*Required action A*
In the camera forum thread, at what ISO did DynaSport take the indoor shots with noise reduction turned off?
*Required action B*
Continue the camera forum thread from the point where it ends.

*Text section*

########################################

  5. mperete

    mperete Mu-43 Regular

    Jul 11, 2012
    NSW Australia
    Those are actually good shots. The framing is already good, too. Good luck trying to decide which lens to get. There are so many great choices out there for the m4/3 system.
  6. RevBob

    RevBob Super Moderator Subscribing Member

    Jun 4, 2011
    NorthWestern PA
    Looks like you're getting a handle on that camera - very nice!
  7. DynaSport

    DynaSport Mu-43 Hall of Famer

    Jan 5, 2013
    I am home sick again today (the third work day in a row now, I'm gonna get lazy if I don't get well) and I finally had the time and energy to look at some of Ned's suggested settings on the camera. Wow, is all I can say. I would have NEVER figured out those settings on my own. I guess I have had my 20D set up the way I want it for years and haven't delved into customizing the setting or even knowing what could be customized on the miniPen. Well, Ned, if you read this, although I don't know you, I have placed a certain amount of trust in your recommendations and changed the settings the way you advised. I figure if I don't like them, I should be able to reset them (I think) back to what they were.

    Anyway, thanks to all of you again.
  8. atmo

    atmo Mu-43 Regular

    Jan 11, 2013
    Have you noticed a significant improvement after the changes?
  9. DynaSport

    DynaSport Mu-43 Hall of Famer

    Jan 5, 2013
    I haven't done enough shooting to give a definitive answer. I can say that initially I like turning off the warming very much.

    I am not so sure about turning off noise reduction. I shot a few shots with it off inside at ISO 1600 and the noise was much more evident on screen. I haven't printed anything yet.

    Let me add a caveat by saying I have been shooting JPEG. I usually shoot JPEG because I am usually take a lot of photos and don't have time to spend hours in post processing. I went through a phase of shooting everything in RAW, and found that sometimes I did do a better job tweaking an image than the from camera JPEG did, but on the whole it wasn't worth it. The one exception was shooting sports in HS auditoriums where WB was never good on my 20D.

    So, I'm guessing Ned recommended turning off NR in camera and dealing with it in PP, which I am sure he is correct on. But if I am shooting JPEG I may decide to leave NR on for ISO 1600 as I found the noise objectionable.

########################################

*Extracted records*
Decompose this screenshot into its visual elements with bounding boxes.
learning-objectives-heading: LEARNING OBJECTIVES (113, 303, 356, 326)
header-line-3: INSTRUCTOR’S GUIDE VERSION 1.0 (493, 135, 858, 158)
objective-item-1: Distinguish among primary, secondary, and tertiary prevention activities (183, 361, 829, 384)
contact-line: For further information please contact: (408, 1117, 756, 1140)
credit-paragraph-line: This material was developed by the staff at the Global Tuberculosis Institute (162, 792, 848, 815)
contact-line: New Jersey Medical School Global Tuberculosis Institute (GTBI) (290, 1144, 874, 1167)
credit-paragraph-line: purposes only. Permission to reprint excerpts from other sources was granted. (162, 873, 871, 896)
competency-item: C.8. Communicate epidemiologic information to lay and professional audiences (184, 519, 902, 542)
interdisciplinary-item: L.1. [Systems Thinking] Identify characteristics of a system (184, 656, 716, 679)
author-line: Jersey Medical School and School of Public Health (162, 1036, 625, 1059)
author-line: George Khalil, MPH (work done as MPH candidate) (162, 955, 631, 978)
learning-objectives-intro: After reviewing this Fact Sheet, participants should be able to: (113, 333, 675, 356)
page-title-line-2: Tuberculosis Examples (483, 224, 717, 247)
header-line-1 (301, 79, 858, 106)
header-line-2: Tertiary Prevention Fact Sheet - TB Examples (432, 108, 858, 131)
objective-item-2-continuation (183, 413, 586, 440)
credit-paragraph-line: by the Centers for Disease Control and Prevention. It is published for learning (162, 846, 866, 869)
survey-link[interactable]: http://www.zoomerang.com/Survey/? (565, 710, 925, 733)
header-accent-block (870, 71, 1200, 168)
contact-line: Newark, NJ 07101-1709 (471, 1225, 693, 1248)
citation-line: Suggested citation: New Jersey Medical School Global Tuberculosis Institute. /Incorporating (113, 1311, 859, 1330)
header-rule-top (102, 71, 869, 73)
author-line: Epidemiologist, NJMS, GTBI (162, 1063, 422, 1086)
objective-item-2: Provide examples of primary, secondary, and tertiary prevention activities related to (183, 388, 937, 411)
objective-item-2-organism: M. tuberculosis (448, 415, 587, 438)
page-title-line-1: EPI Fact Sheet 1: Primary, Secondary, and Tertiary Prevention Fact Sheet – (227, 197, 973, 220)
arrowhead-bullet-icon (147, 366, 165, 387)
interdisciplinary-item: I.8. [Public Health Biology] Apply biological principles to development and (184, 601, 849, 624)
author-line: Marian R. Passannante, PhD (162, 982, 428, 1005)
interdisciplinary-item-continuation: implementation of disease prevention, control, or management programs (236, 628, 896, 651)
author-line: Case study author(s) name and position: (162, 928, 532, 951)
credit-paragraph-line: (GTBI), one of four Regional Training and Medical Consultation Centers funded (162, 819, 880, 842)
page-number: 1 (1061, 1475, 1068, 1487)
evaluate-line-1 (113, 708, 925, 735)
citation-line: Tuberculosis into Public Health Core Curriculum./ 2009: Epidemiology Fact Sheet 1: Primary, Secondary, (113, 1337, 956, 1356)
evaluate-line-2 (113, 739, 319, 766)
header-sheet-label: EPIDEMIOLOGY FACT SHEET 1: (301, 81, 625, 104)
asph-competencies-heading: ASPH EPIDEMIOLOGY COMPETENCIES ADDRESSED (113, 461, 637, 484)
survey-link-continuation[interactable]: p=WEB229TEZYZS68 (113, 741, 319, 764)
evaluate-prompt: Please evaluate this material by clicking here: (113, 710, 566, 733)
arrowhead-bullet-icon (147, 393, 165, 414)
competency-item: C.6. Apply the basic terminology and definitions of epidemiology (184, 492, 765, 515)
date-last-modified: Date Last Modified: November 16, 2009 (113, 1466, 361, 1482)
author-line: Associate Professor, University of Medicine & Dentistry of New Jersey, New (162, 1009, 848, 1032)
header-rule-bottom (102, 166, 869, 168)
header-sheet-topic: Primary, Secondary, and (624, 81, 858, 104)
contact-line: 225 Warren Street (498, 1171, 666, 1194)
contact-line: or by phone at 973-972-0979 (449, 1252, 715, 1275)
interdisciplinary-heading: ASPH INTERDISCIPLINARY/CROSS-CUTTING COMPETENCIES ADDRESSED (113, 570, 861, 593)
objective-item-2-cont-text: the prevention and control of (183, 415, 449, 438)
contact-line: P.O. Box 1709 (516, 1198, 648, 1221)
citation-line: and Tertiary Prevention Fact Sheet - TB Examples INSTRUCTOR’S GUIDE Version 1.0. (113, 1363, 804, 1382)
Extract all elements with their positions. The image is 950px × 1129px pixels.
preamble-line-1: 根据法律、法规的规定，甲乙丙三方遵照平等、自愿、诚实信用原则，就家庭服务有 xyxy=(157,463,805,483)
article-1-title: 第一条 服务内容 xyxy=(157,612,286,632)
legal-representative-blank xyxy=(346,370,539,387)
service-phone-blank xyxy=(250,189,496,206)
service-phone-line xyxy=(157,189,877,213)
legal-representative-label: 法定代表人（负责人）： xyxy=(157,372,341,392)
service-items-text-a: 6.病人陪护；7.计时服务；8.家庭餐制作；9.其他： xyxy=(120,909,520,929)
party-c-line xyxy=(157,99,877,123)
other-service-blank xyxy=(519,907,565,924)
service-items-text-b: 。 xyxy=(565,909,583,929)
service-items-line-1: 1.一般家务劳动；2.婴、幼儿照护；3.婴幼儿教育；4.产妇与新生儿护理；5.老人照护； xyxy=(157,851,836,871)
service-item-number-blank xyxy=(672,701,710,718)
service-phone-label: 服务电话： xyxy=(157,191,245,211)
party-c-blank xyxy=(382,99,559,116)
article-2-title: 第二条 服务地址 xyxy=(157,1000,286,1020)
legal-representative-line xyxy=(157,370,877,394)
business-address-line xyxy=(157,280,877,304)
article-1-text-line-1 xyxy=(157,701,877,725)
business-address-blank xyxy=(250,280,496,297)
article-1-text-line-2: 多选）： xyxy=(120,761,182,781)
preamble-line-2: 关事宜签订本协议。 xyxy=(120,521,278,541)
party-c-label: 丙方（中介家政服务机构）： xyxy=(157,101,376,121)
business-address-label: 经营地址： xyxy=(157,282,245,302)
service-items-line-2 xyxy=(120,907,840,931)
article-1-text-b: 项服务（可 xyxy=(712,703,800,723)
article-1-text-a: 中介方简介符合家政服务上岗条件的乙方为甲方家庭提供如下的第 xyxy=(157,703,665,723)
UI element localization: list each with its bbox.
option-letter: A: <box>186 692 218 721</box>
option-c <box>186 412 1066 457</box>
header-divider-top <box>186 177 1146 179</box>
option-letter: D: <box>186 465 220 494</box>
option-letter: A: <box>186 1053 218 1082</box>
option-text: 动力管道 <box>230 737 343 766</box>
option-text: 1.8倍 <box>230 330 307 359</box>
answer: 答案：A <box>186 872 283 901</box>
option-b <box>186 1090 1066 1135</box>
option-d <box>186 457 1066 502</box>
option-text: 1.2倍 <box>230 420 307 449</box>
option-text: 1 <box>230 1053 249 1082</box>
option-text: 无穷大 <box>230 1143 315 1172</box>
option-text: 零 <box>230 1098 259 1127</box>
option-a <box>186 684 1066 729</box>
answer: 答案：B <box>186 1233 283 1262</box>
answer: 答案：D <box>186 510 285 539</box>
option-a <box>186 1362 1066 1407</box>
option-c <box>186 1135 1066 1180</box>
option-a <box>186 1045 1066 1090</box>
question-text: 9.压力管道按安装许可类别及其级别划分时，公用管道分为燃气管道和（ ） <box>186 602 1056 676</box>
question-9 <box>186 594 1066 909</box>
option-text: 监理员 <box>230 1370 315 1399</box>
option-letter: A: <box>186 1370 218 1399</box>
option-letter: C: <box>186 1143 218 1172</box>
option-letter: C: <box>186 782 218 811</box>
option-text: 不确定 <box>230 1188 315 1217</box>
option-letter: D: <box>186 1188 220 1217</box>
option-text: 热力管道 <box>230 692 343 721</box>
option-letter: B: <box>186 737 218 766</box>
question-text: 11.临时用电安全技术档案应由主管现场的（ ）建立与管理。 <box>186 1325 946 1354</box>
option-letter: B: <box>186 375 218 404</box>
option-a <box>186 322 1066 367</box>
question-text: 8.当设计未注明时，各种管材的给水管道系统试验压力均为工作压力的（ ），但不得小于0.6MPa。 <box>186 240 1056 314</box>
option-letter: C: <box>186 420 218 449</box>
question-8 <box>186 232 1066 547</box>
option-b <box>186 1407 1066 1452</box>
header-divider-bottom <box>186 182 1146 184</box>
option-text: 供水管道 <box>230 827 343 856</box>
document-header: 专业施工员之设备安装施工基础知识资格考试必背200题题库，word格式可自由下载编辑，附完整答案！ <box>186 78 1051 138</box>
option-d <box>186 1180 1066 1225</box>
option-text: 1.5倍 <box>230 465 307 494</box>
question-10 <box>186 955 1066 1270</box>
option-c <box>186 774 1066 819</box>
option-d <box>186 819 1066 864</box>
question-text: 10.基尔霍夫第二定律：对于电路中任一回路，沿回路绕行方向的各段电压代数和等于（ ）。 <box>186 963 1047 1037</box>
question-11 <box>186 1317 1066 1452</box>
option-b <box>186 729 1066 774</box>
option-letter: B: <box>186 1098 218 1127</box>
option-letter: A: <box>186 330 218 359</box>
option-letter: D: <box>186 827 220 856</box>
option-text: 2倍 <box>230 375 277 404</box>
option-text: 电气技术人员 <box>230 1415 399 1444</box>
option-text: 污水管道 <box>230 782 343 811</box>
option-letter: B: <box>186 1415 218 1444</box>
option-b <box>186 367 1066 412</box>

########################################

*Task response A*
ISO 1600

*Task response B*
    I also was able to switch focus to the record button, but I like it less that way on the E-PM1 than I do on my 20D. I think it has to do with the way I hold the camera. I have left it like that for now, but I'm not sure I'll keep it that way. I wasn't having a hard time doing a half press for focus.
  10. DynaSport

    DynaSport Mu-43 Hall of Famer

    Jan 5, 2013
    Oh, and turning on the SCP or whatever it is called was enlightening. I'm not sure what it isn't turned on as default. Now I have to relearn everything, but I can already tell I like it better.

    I still can't figure out how, if it is even possible, to make my focus box smaller, though.
  11. Ned

    Ned Mu-43 Legend

    Jul 18, 2010
    Alberta, Canada
    SCP was the default control panel of the Olympus DSLRs. When they started making Digital Pens, they wanted to make it more "user friendly" for those upgrading from point-and-shoots, and so they borrowed the Live Control system from their Point-and-Shoots. This is under the assumption that making things simple and limited somehow makes them user-friendly. In reality that's not what actually happens, now is it? There's nothing more user-friendly about Live Control than Super Control Panel no matter what level your experience is at. SCP is easier to navigate for everyone, as far as I'm concerned. ;)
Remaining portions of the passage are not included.